** BEGIN **
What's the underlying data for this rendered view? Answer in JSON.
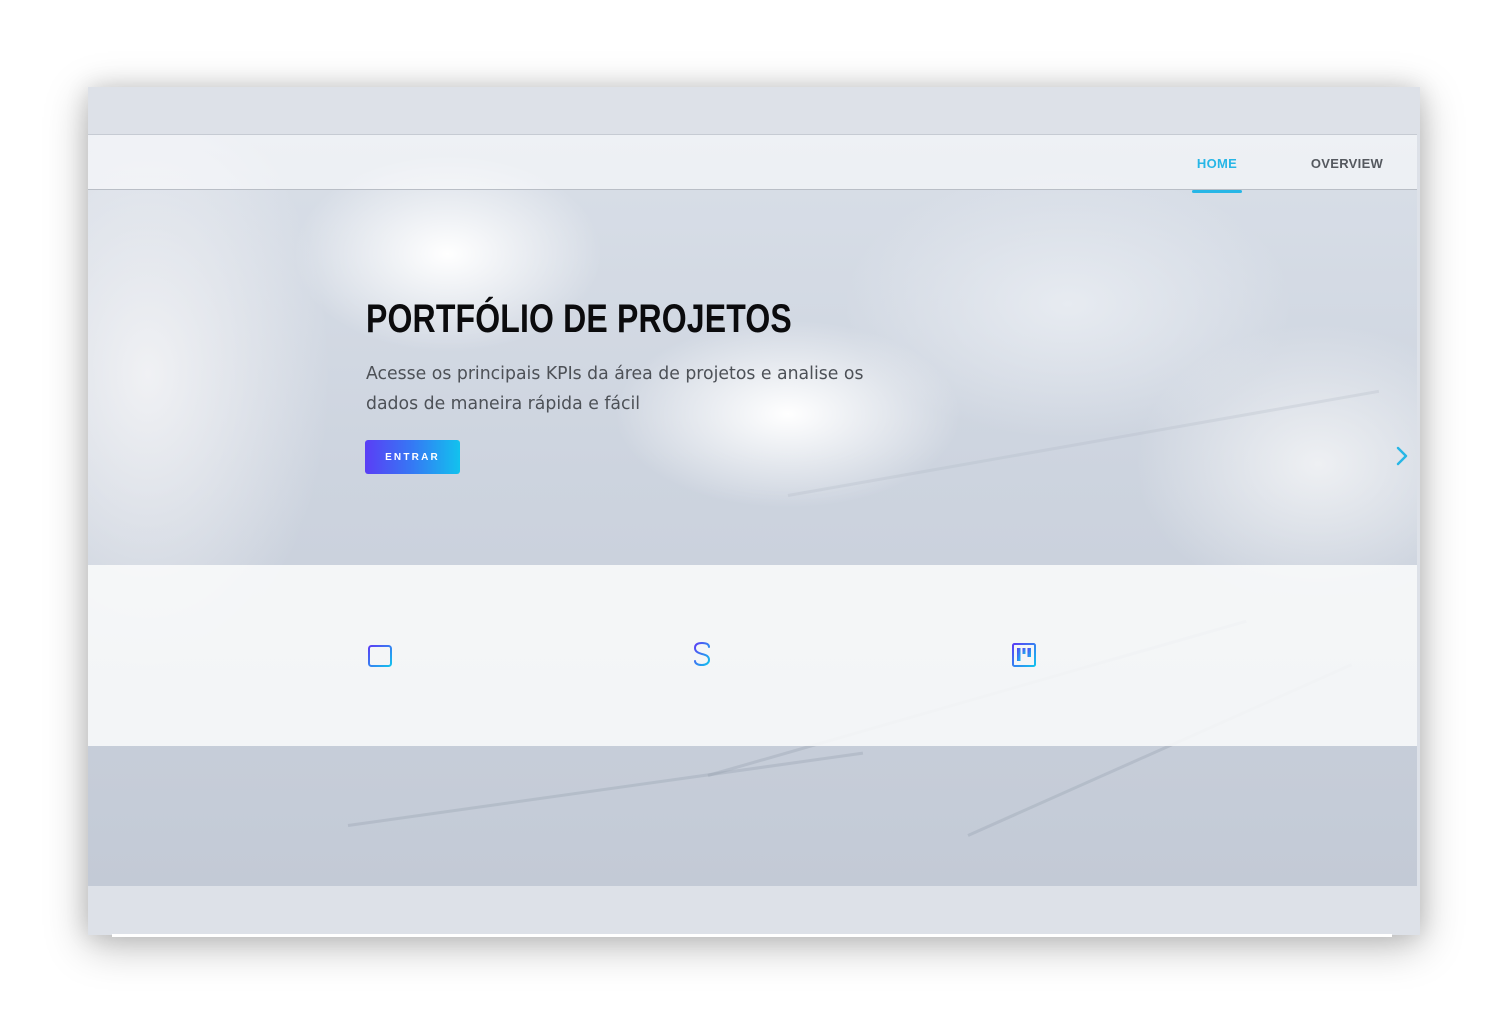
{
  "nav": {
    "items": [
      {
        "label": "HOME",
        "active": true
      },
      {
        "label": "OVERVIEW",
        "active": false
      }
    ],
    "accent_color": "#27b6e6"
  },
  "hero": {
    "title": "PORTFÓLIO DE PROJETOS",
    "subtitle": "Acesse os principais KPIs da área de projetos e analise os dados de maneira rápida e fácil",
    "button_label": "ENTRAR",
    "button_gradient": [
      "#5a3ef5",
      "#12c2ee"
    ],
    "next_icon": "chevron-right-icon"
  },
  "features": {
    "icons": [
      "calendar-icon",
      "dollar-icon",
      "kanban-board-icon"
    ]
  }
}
** END **
** BEGIN **
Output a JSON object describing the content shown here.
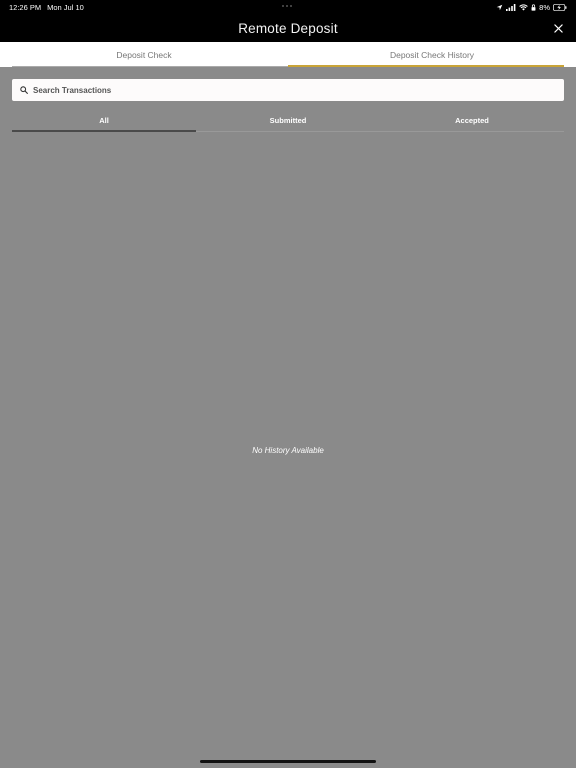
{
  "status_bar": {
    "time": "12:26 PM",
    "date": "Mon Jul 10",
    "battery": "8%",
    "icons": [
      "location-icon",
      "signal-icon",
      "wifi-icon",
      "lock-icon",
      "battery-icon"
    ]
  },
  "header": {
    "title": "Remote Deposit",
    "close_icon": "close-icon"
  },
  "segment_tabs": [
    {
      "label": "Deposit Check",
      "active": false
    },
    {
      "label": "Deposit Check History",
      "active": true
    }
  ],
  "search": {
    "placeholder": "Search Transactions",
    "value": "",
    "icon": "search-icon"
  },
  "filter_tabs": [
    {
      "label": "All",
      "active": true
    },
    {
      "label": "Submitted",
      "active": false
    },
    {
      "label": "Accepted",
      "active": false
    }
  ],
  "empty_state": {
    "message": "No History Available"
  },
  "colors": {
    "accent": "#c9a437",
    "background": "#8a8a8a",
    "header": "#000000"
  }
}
** END **
** BEGIN **
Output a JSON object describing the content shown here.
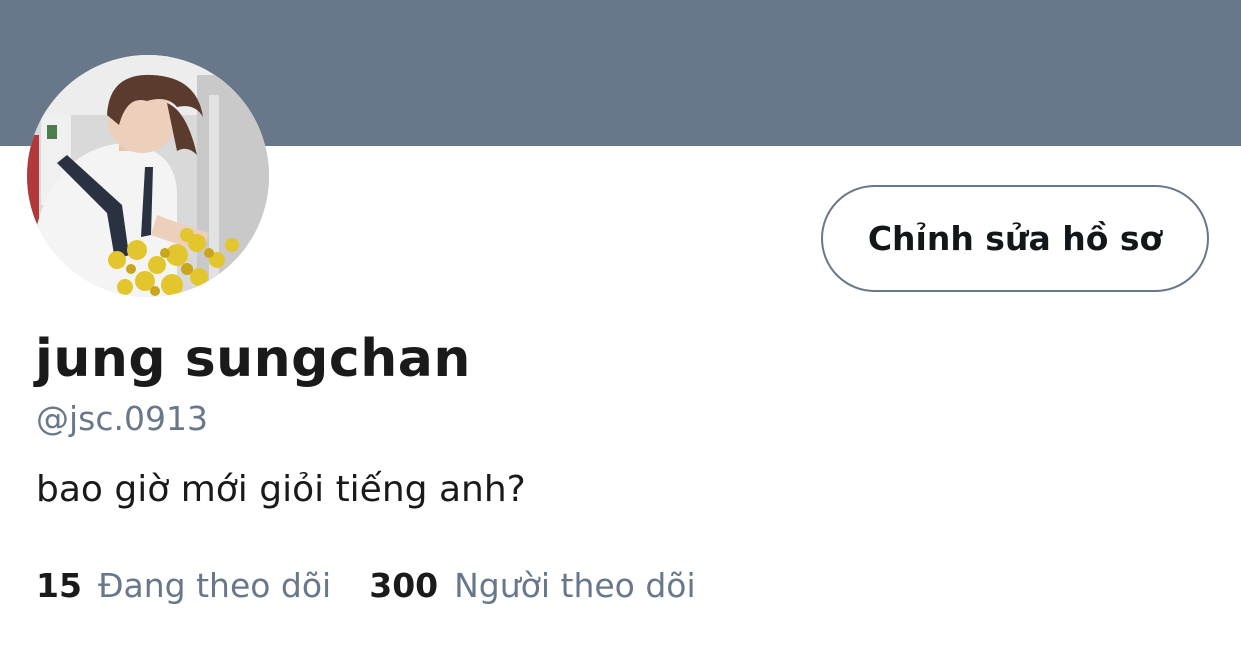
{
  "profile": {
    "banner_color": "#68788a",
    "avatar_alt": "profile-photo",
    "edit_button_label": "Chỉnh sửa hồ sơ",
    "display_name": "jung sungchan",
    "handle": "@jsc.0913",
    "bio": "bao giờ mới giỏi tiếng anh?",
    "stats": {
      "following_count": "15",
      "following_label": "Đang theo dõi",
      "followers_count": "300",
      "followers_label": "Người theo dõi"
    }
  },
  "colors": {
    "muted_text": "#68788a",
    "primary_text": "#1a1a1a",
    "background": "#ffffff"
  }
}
** END **
### What is being asked
Copy all lines from the material that contain "Deposit".

### Solution to the exercise
    "title": "Remote Deposit",
      "label": "Deposit Check",
      "label": "Deposit Check History",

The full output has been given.